_Your goal:_
Spot each line in the records below where the word "noir" occurs, then copy it.
(begin)
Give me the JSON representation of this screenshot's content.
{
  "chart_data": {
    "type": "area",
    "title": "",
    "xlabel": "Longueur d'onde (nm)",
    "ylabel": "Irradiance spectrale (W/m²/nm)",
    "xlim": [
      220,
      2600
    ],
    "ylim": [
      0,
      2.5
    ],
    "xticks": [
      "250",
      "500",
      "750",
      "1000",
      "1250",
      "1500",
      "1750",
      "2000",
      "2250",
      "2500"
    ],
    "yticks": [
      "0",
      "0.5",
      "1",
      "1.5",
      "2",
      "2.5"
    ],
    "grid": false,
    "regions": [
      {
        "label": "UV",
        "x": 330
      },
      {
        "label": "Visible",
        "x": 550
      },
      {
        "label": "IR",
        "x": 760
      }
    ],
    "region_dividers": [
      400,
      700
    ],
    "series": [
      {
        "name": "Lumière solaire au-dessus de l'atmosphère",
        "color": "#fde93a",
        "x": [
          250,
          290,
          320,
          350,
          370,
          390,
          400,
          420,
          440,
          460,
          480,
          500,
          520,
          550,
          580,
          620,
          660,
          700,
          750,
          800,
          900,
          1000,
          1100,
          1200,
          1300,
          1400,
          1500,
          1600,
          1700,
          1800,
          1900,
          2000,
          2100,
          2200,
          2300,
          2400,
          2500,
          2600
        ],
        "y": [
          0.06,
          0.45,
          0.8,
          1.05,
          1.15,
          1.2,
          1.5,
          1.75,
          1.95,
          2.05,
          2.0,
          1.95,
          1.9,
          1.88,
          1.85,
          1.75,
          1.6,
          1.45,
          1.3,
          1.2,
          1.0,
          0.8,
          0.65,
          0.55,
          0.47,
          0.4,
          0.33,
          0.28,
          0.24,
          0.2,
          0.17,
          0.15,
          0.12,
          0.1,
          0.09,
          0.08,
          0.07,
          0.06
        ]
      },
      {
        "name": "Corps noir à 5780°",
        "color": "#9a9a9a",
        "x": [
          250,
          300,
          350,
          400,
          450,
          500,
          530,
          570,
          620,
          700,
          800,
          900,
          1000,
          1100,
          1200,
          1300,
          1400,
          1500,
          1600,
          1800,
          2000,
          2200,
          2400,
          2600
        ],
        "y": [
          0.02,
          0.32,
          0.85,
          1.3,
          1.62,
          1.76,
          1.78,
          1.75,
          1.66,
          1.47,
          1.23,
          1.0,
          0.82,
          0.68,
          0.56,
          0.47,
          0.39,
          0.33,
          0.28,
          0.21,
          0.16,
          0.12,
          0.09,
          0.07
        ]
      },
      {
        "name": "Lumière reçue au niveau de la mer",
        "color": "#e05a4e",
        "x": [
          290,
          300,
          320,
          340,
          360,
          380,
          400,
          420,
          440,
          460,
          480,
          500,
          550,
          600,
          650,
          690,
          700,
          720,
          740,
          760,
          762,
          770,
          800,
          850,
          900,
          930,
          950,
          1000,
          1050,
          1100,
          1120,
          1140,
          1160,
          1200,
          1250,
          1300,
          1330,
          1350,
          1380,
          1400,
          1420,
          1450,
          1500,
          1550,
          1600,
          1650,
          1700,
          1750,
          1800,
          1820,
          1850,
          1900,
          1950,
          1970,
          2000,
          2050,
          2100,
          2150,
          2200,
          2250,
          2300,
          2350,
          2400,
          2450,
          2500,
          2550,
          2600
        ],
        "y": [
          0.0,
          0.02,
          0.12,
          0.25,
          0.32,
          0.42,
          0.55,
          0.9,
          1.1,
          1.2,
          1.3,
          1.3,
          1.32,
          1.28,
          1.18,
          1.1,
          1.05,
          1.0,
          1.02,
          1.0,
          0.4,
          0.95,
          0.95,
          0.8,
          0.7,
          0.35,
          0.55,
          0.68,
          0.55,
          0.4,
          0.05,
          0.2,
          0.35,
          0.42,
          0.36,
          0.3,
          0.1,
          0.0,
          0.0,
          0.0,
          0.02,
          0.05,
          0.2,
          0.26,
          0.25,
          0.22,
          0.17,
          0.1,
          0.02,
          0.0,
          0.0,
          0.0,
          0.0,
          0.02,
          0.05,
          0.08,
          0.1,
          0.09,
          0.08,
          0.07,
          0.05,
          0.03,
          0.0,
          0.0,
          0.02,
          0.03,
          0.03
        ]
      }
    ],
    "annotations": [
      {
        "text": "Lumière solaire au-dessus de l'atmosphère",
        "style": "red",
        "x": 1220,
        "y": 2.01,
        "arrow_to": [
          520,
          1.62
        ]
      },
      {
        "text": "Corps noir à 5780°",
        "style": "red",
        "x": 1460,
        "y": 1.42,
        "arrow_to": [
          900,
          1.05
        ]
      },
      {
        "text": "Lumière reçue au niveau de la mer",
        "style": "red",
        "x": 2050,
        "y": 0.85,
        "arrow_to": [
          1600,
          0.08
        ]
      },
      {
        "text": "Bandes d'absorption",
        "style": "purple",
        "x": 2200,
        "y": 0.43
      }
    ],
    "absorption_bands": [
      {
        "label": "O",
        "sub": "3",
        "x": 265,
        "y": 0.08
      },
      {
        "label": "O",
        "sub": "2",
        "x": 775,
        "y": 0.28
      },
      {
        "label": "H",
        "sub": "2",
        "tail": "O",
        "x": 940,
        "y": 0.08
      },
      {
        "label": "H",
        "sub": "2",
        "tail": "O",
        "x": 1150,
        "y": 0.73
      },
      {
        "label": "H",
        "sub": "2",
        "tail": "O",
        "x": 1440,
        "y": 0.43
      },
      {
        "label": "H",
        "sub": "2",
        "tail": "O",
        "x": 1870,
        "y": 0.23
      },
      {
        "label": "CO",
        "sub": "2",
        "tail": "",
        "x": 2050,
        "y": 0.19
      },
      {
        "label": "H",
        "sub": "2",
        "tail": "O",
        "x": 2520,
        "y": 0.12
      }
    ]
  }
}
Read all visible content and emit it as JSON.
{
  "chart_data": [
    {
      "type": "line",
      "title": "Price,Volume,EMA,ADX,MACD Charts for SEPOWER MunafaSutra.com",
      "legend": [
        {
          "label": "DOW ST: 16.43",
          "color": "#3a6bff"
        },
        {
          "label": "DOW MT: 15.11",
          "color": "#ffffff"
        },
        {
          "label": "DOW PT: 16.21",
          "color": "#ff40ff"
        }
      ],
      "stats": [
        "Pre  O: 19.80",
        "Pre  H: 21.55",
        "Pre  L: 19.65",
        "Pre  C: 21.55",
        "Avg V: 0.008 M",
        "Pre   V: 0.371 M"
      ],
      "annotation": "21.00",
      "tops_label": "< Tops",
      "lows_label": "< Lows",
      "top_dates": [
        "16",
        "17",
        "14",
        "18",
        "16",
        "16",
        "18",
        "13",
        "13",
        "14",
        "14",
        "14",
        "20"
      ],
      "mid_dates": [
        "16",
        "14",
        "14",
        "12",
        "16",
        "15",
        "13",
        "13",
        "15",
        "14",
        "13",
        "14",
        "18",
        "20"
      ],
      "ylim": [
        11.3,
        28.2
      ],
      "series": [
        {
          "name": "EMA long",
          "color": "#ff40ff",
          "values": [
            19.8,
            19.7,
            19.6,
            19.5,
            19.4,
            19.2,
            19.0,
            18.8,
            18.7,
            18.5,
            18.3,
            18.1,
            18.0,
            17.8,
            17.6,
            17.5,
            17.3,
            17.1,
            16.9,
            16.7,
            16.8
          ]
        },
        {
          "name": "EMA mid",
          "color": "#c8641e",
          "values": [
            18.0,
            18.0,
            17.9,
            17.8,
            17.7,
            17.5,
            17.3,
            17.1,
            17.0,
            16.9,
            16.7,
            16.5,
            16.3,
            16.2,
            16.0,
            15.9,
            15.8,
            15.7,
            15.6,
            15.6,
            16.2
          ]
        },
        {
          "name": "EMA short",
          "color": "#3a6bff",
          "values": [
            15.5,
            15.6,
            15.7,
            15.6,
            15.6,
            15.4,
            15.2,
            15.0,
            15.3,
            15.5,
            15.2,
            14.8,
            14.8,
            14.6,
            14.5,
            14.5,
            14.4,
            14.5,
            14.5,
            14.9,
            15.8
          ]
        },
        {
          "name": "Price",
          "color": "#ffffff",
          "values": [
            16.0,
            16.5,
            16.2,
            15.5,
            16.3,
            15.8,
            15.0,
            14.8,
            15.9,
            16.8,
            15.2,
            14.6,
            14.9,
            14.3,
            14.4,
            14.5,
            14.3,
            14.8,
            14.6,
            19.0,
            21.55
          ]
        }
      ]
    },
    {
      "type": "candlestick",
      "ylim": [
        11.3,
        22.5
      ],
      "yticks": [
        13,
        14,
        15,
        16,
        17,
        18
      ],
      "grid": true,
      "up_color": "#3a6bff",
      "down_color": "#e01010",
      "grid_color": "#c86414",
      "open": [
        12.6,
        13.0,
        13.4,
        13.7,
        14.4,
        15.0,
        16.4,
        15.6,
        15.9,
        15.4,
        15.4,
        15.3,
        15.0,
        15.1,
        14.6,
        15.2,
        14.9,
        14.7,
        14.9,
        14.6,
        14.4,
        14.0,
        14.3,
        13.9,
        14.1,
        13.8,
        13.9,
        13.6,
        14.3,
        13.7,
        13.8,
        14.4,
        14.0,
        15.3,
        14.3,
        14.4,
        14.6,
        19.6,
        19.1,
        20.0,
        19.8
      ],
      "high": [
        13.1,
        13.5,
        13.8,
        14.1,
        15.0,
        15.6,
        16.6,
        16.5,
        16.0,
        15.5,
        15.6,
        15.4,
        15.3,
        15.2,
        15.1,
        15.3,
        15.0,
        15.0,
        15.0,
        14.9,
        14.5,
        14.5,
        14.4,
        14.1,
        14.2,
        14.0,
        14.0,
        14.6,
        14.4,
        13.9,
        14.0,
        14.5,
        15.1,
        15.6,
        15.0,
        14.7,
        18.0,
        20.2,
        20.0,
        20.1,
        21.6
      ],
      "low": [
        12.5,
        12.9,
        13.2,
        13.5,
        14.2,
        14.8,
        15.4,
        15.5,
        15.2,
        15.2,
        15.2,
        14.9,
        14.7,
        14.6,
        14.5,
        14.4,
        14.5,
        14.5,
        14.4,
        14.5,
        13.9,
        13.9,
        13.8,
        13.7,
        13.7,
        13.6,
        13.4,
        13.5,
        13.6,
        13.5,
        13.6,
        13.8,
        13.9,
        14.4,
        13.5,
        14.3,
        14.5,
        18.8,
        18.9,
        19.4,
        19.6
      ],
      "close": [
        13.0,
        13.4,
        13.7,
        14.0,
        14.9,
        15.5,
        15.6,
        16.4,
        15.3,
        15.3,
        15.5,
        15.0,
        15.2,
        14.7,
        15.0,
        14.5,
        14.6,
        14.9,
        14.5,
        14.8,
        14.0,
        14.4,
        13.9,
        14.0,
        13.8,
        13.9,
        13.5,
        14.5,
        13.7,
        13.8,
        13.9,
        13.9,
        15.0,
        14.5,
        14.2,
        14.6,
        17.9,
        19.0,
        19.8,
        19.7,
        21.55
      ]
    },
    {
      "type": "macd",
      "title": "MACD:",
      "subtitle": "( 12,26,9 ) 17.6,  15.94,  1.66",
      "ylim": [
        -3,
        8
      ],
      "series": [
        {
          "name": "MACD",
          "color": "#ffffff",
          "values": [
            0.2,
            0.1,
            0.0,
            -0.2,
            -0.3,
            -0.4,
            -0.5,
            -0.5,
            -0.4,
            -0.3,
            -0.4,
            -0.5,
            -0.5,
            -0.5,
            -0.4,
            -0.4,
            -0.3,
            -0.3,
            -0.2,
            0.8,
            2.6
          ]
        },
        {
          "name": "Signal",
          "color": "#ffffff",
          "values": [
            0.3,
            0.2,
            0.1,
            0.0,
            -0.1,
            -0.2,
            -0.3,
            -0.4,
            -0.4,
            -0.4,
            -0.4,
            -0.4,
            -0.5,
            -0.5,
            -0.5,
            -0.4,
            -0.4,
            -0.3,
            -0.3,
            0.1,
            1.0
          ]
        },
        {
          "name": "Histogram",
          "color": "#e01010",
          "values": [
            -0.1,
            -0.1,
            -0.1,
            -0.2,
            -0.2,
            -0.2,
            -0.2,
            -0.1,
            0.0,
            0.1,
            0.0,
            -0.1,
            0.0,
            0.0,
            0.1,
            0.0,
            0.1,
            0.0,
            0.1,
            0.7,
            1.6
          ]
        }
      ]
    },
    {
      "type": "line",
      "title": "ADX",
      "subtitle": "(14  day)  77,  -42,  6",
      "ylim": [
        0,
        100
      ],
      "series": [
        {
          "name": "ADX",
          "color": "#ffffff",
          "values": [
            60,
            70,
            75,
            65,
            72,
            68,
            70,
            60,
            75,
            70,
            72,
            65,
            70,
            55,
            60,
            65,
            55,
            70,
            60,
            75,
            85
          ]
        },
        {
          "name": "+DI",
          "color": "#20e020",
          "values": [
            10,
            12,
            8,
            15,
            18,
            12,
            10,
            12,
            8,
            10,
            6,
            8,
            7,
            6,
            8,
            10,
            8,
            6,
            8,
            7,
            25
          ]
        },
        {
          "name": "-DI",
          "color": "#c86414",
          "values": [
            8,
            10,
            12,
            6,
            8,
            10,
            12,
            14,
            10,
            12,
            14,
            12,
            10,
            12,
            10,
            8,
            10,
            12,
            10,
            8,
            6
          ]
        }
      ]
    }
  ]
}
(end)
_Problem solution:_
        "name": "Corps noir à 5780°",
        "text": "Corps noir à 5780°",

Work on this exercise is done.